■ **Given task**: Print all entries word for word.

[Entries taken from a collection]

Start

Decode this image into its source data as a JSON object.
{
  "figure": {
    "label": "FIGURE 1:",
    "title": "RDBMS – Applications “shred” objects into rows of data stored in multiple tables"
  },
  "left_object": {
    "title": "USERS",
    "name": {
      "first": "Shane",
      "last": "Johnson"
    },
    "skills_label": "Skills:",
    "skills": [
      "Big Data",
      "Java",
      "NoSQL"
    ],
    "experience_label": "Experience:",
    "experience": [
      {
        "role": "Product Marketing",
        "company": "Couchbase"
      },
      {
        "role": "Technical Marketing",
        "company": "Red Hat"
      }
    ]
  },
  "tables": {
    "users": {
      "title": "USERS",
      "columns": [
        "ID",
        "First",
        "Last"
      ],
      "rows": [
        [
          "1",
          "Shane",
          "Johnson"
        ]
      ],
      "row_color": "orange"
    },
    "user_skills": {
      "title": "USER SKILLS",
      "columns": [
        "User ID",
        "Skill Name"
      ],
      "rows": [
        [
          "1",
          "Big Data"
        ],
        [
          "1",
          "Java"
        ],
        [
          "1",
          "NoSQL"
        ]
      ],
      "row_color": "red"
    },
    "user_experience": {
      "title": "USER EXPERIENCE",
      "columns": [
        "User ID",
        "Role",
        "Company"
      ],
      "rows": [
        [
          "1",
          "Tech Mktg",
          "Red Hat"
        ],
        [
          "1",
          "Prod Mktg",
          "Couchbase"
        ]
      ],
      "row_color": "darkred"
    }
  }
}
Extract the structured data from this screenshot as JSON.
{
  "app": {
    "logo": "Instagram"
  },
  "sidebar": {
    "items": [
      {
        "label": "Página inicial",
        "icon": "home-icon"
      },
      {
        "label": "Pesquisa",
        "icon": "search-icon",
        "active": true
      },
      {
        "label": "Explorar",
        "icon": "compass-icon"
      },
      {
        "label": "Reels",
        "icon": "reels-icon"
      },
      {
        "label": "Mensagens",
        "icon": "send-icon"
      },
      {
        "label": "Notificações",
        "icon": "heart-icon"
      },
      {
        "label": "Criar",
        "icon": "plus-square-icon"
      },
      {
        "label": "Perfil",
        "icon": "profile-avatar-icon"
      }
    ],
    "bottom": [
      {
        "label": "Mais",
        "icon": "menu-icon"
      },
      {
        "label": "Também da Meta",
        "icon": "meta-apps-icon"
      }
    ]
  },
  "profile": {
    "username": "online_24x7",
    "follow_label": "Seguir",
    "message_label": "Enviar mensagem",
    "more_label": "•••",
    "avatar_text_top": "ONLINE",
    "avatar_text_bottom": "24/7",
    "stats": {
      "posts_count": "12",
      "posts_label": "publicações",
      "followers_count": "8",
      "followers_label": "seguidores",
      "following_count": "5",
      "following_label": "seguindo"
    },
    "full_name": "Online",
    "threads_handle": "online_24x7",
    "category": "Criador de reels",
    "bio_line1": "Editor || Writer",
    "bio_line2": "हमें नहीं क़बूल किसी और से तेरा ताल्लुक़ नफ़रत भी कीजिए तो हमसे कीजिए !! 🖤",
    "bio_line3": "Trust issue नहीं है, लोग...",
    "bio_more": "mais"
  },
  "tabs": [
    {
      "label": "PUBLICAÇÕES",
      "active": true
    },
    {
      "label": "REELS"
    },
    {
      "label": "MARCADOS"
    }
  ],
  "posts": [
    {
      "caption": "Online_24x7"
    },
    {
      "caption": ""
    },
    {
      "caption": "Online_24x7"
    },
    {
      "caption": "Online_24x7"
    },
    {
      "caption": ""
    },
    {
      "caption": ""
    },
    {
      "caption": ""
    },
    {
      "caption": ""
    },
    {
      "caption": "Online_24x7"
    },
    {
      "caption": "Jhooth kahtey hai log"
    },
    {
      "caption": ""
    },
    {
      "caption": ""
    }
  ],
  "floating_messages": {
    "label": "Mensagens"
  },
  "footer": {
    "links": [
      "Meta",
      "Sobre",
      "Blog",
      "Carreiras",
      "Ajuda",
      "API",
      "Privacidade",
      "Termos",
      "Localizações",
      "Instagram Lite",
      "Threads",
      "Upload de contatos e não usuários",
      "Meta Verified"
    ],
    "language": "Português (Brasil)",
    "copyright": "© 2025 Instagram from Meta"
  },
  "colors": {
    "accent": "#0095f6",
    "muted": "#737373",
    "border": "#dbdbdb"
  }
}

End

■ **Final answer**:
Decode this image into its source data as a JSON object.
{
  "figure": {
    "label": "FIGURE 1:",
    "title": "RDBMS – Applications “shred” objects into rows of data stored in multiple tables"
  },
  "left_object": {
    "title": "USERS",
    "name": {
      "first": "Shane",
      "last": "Johnson"
    },
    "skills_label": "Skills:",
    "skills": [
      "Big Data",
      "Java",
      "NoSQL"
    ],
    "experience_label": "Experience:",
    "experience": [
      {
        "role": "Product Marketing",
        "company": "Couchbase"
      },
      {
        "role": "Technical Marketing",
        "company": "Red Hat"
      }
    ]
  },
  "tables": {
    "users": {
      "title": "USERS",
      "columns": [
        "ID",
        "First",
        "Last"
      ],
      "rows": [
        [
          "1",
          "Shane",
          "Johnson"
        ]
      ],
      "row_color": "orange"
    },
    "user_skills": {
      "title": "USER SKILLS",
      "columns": [
        "User ID",
        "Skill Name"
      ],
      "rows": [
        [
          "1",
          "Big Data"
        ],
        [
          "1",
          "Java"
        ],
        [
          "1",
          "NoSQL"
        ]
      ],
      "row_color": "red"
    },
    "user_experience": {
      "title": "USER EXPERIENCE",
      "columns": [
        "User ID",
        "Role",
        "Company"
      ],
      "rows": [
        [
          "1",
          "Tech Mktg",
          "Red Hat"
        ],
        [
          "1",
          "Prod Mktg",
          "Couchbase"
        ]
      ],
      "row_color": "darkred"
    }
  }
}
Extract the structured data from this screenshot as JSON.
{
  "app": {
    "logo": "Instagram"
  },
  "sidebar": {
    "items": [
      {
        "label": "Página inicial",
        "icon": "home-icon"
      },
      {
        "label": "Pesquisa",
        "icon": "search-icon",
        "active": true
      },
      {
        "label": "Explorar",
        "icon": "compass-icon"
      },
      {
        "label": "Reels",
        "icon": "reels-icon"
      },
      {
        "label": "Mensagens",
        "icon": "send-icon"
      },
      {
        "label": "Notificações",
        "icon": "heart-icon"
      },
      {
        "label": "Criar",
        "icon": "plus-square-icon"
      },
      {
        "label": "Perfil",
        "icon": "profile-avatar-icon"
      }
    ],
    "bottom": [
      {
        "label": "Mais",
        "icon": "menu-icon"
      },
      {
        "label": "Também da Meta",
        "icon": "meta-apps-icon"
      }
    ]
  },
  "profile": {
    "username": "online_24x7",
    "follow_label": "Seguir",
    "message_label": "Enviar mensagem",
    "more_label": "•••",
    "avatar_text_top": "ONLINE",
    "avatar_text_bottom": "24/7",
    "stats": {
      "posts_count": "12",
      "posts_label": "publicações",
      "followers_count": "8",
      "followers_label": "seguidores",
      "following_count": "5",
      "following_label": "seguindo"
    },
    "full_name": "Online",
    "threads_handle": "online_24x7",
    "category": "Criador de reels",
    "bio_line1": "Editor || Writer",
    "bio_line2": "हमें नहीं क़बूल किसी और से तेरा ताल्लुक़ नफ़रत भी कीजिए तो हमसे कीजिए !! 🖤",
    "bio_line3": "Trust issue नहीं है, लोग...",
    "bio_more": "mais"
  },
  "tabs": [
    {
      "label": "PUBLICAÇÕES",
      "active": true
    },
    {
      "label": "REELS"
    },
    {
      "label": "MARCADOS"
    }
  ],
  "posts": [
    {
      "caption": "Online_24x7"
    },
    {
      "caption": ""
    },
    {
      "caption": "Online_24x7"
    },
    {
      "caption": "Online_24x7"
    },
    {
      "caption": ""
    },
    {
      "caption": ""
    },
    {
      "caption": ""
    },
    {
      "caption": ""
    },
    {
      "caption": "Online_24x7"
    },
    {
      "caption": "Jhooth kahtey hai log"
    },
    {
      "caption": ""
    },
    {
      "caption": ""
    }
  ],
  "floating_messages": {
    "label": "Mensagens"
  },
  "footer": {
    "links": [
      "Meta",
      "Sobre",
      "Blog",
      "Carreiras",
      "Ajuda",
      "API",
      "Privacidade",
      "Termos",
      "Localizações",
      "Instagram Lite",
      "Threads",
      "Upload de contatos e não usuários",
      "Meta Verified"
    ],
    "language": "Português (Brasil)",
    "copyright": "© 2025 Instagram from Meta"
  },
  "colors": {
    "accent": "#0095f6",
    "muted": "#737373",
    "border": "#dbdbdb"
  }
}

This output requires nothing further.